Figure record listings
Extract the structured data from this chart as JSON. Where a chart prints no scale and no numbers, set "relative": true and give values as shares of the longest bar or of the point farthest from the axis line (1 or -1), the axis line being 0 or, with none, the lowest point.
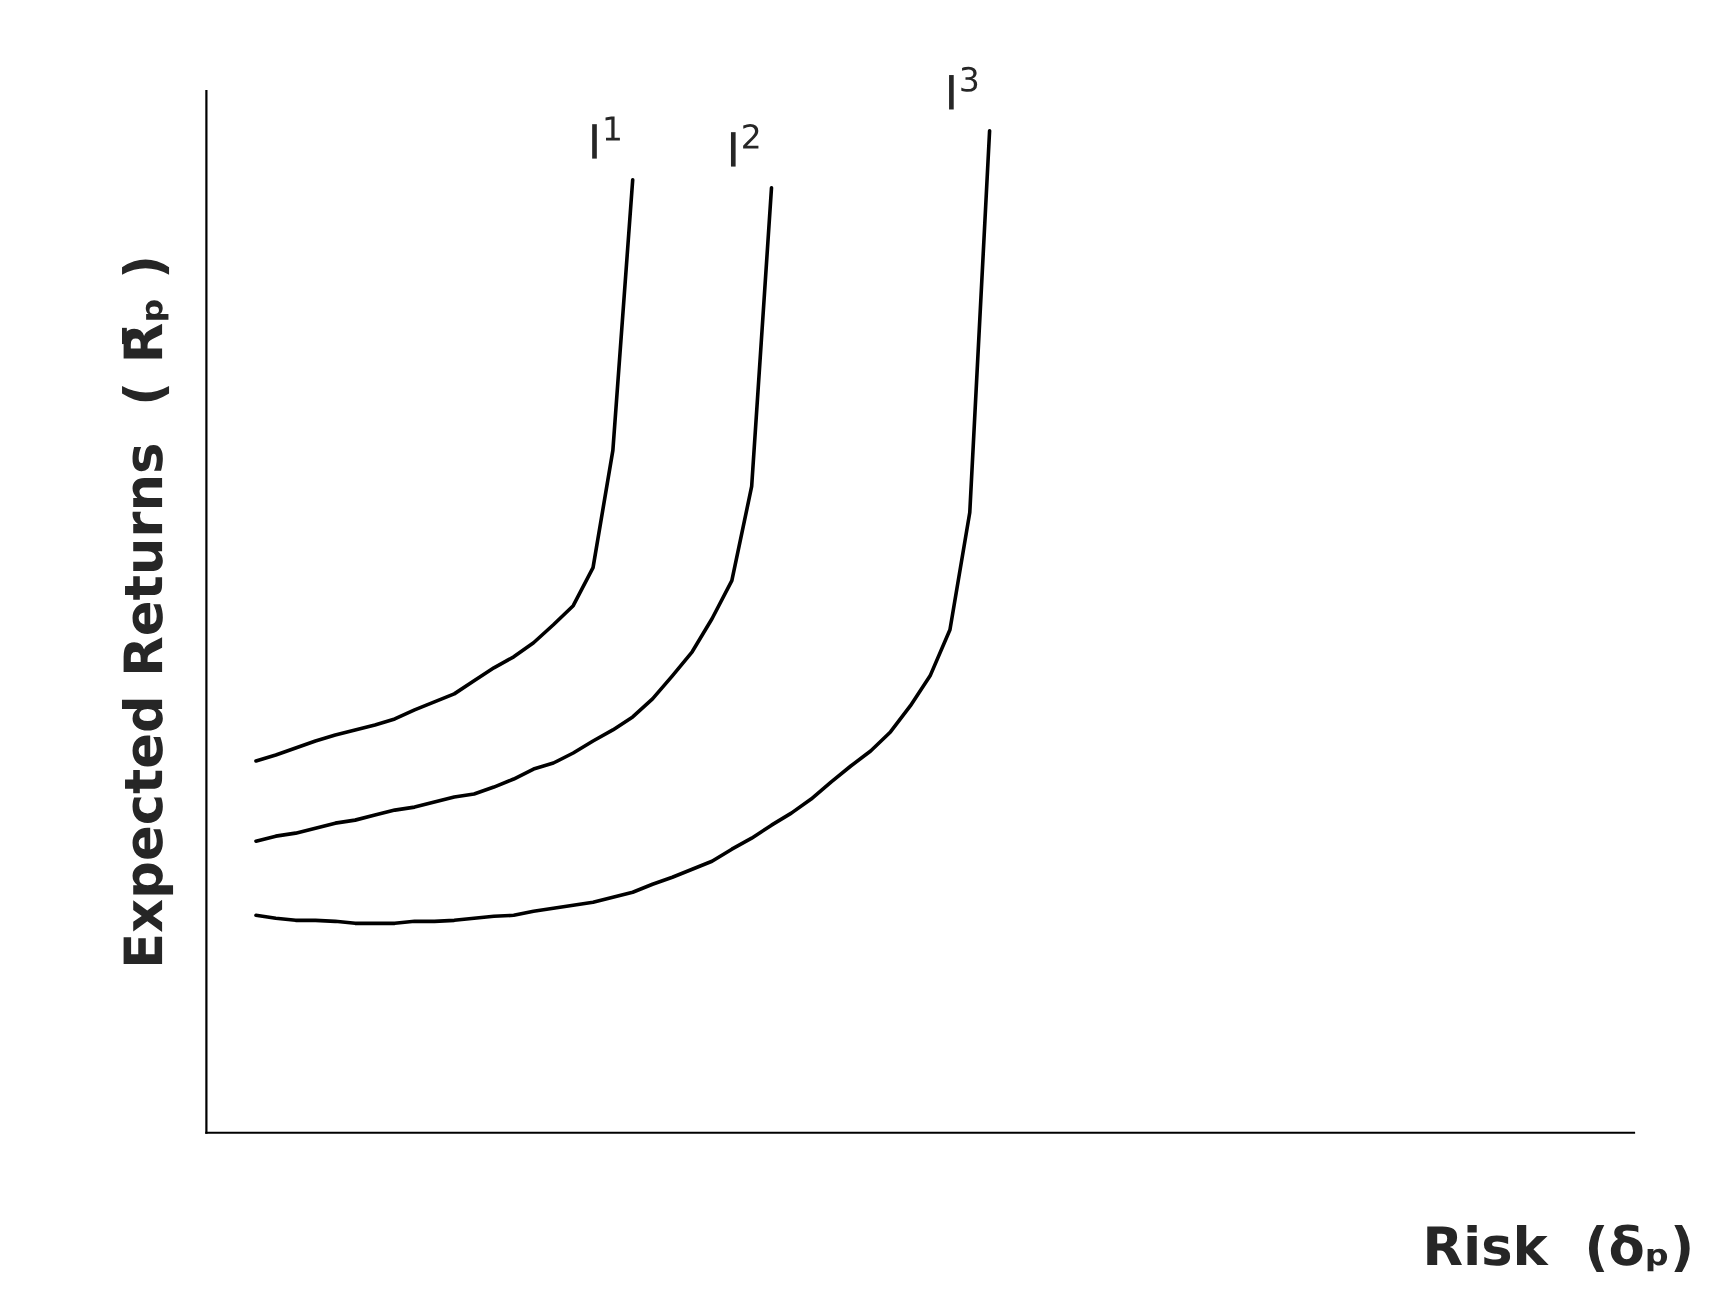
{
  "chart_data": {
    "type": "line",
    "relative": true,
    "xlabel": "Risk  (δₚ)",
    "ylabel": "Expected Returns  ( R̄ₚ )",
    "line_style": "solid",
    "categories": [
      null,
      null,
      null,
      null,
      null,
      null,
      null,
      null,
      null,
      null,
      null,
      null,
      null,
      null,
      null,
      null,
      null,
      null,
      null,
      null,
      null,
      null,
      null,
      null,
      null,
      null,
      null,
      null,
      null,
      null,
      null,
      null,
      null,
      null,
      null,
      null,
      null,
      null,
      null,
      null,
      null,
      null,
      null,
      null,
      null,
      null,
      null,
      null,
      null,
      null,
      null,
      null,
      null,
      null,
      null,
      null,
      null,
      null,
      null,
      null,
      null,
      null,
      null,
      null,
      null,
      null,
      null,
      null,
      null,
      null,
      null,
      null
    ],
    "series": [
      {
        "name": "I$^{1}$",
        "color": "#000000",
        "values": [
          null,
          null,
          0.371,
          0.377,
          0.384,
          0.391,
          0.397,
          0.402,
          0.407,
          0.413,
          0.422,
          0.43,
          0.438,
          0.451,
          0.464,
          0.475,
          0.489,
          0.507,
          0.526,
          0.564,
          0.681,
          0.951,
          null,
          null,
          null,
          null,
          null,
          null,
          null,
          null,
          null,
          null,
          null,
          null,
          null,
          null,
          null,
          null,
          null,
          null,
          null,
          null,
          null,
          null,
          null,
          null,
          null,
          null,
          null,
          null,
          null,
          null,
          null,
          null,
          null,
          null,
          null,
          null,
          null,
          null,
          null,
          null,
          null,
          null,
          null,
          null,
          null,
          null,
          null,
          null,
          null,
          null
        ]
      },
      {
        "name": "I$^{2}$",
        "color": "#000000",
        "values": [
          null,
          null,
          0.291,
          0.296,
          0.299,
          0.304,
          0.309,
          0.312,
          0.317,
          0.322,
          0.325,
          0.33,
          0.335,
          0.338,
          0.345,
          0.353,
          0.363,
          0.369,
          0.379,
          0.391,
          0.402,
          0.415,
          0.433,
          0.456,
          0.48,
          0.513,
          0.551,
          0.645,
          0.943,
          null,
          null,
          null,
          null,
          null,
          null,
          null,
          null,
          null,
          null,
          null,
          null,
          null,
          null,
          null,
          null,
          null,
          null,
          null,
          null,
          null,
          null,
          null,
          null,
          null,
          null,
          null,
          null,
          null,
          null,
          null,
          null,
          null,
          null,
          null,
          null,
          null,
          null,
          null,
          null,
          null,
          null,
          null
        ]
      },
      {
        "name": "I$^{3}$",
        "color": "#000000",
        "values": [
          null,
          null,
          0.217,
          0.214,
          0.212,
          0.212,
          0.211,
          0.209,
          0.209,
          0.209,
          0.211,
          0.211,
          0.212,
          0.214,
          0.216,
          0.217,
          0.221,
          0.224,
          0.227,
          0.23,
          0.235,
          0.24,
          0.248,
          0.255,
          0.263,
          0.271,
          0.283,
          0.294,
          0.307,
          0.319,
          0.333,
          0.35,
          0.366,
          0.381,
          0.4,
          0.426,
          0.456,
          0.502,
          0.619,
          1.0,
          null,
          null,
          null,
          null,
          null,
          null,
          null,
          null,
          null,
          null,
          null,
          null,
          null,
          null,
          null,
          null,
          null,
          null,
          null,
          null,
          null,
          null,
          null,
          null,
          null,
          null,
          null,
          null,
          null,
          null,
          null,
          null
        ]
      }
    ]
  }
}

What needs to be done - Each record above should be copied character for character, with pictures dropped.

Reply -
Extract the structured data from this chart as JSON. Where a chart prints no scale and no numbers, set "relative": true and give values as shares of the longest bar or of the point farthest from the axis line (1 or -1), the axis line being 0 or, with none, the lowest point.
{
  "chart_data": {
    "type": "line",
    "relative": true,
    "xlabel": "Risk  (δₚ)",
    "ylabel": "Expected Returns  ( R̄ₚ )",
    "line_style": "solid",
    "categories": [
      null,
      null,
      null,
      null,
      null,
      null,
      null,
      null,
      null,
      null,
      null,
      null,
      null,
      null,
      null,
      null,
      null,
      null,
      null,
      null,
      null,
      null,
      null,
      null,
      null,
      null,
      null,
      null,
      null,
      null,
      null,
      null,
      null,
      null,
      null,
      null,
      null,
      null,
      null,
      null,
      null,
      null,
      null,
      null,
      null,
      null,
      null,
      null,
      null,
      null,
      null,
      null,
      null,
      null,
      null,
      null,
      null,
      null,
      null,
      null,
      null,
      null,
      null,
      null,
      null,
      null,
      null,
      null,
      null,
      null,
      null,
      null
    ],
    "series": [
      {
        "name": "I$^{1}$",
        "color": "#000000",
        "values": [
          null,
          null,
          0.371,
          0.377,
          0.384,
          0.391,
          0.397,
          0.402,
          0.407,
          0.413,
          0.422,
          0.43,
          0.438,
          0.451,
          0.464,
          0.475,
          0.489,
          0.507,
          0.526,
          0.564,
          0.681,
          0.951,
          null,
          null,
          null,
          null,
          null,
          null,
          null,
          null,
          null,
          null,
          null,
          null,
          null,
          null,
          null,
          null,
          null,
          null,
          null,
          null,
          null,
          null,
          null,
          null,
          null,
          null,
          null,
          null,
          null,
          null,
          null,
          null,
          null,
          null,
          null,
          null,
          null,
          null,
          null,
          null,
          null,
          null,
          null,
          null,
          null,
          null,
          null,
          null,
          null,
          null
        ]
      },
      {
        "name": "I$^{2}$",
        "color": "#000000",
        "values": [
          null,
          null,
          0.291,
          0.296,
          0.299,
          0.304,
          0.309,
          0.312,
          0.317,
          0.322,
          0.325,
          0.33,
          0.335,
          0.338,
          0.345,
          0.353,
          0.363,
          0.369,
          0.379,
          0.391,
          0.402,
          0.415,
          0.433,
          0.456,
          0.48,
          0.513,
          0.551,
          0.645,
          0.943,
          null,
          null,
          null,
          null,
          null,
          null,
          null,
          null,
          null,
          null,
          null,
          null,
          null,
          null,
          null,
          null,
          null,
          null,
          null,
          null,
          null,
          null,
          null,
          null,
          null,
          null,
          null,
          null,
          null,
          null,
          null,
          null,
          null,
          null,
          null,
          null,
          null,
          null,
          null,
          null,
          null,
          null,
          null
        ]
      },
      {
        "name": "I$^{3}$",
        "color": "#000000",
        "values": [
          null,
          null,
          0.217,
          0.214,
          0.212,
          0.212,
          0.211,
          0.209,
          0.209,
          0.209,
          0.211,
          0.211,
          0.212,
          0.214,
          0.216,
          0.217,
          0.221,
          0.224,
          0.227,
          0.23,
          0.235,
          0.24,
          0.248,
          0.255,
          0.263,
          0.271,
          0.283,
          0.294,
          0.307,
          0.319,
          0.333,
          0.35,
          0.366,
          0.381,
          0.4,
          0.426,
          0.456,
          0.502,
          0.619,
          1.0,
          null,
          null,
          null,
          null,
          null,
          null,
          null,
          null,
          null,
          null,
          null,
          null,
          null,
          null,
          null,
          null,
          null,
          null,
          null,
          null,
          null,
          null,
          null,
          null,
          null,
          null,
          null,
          null,
          null,
          null,
          null,
          null
        ]
      }
    ]
  }
}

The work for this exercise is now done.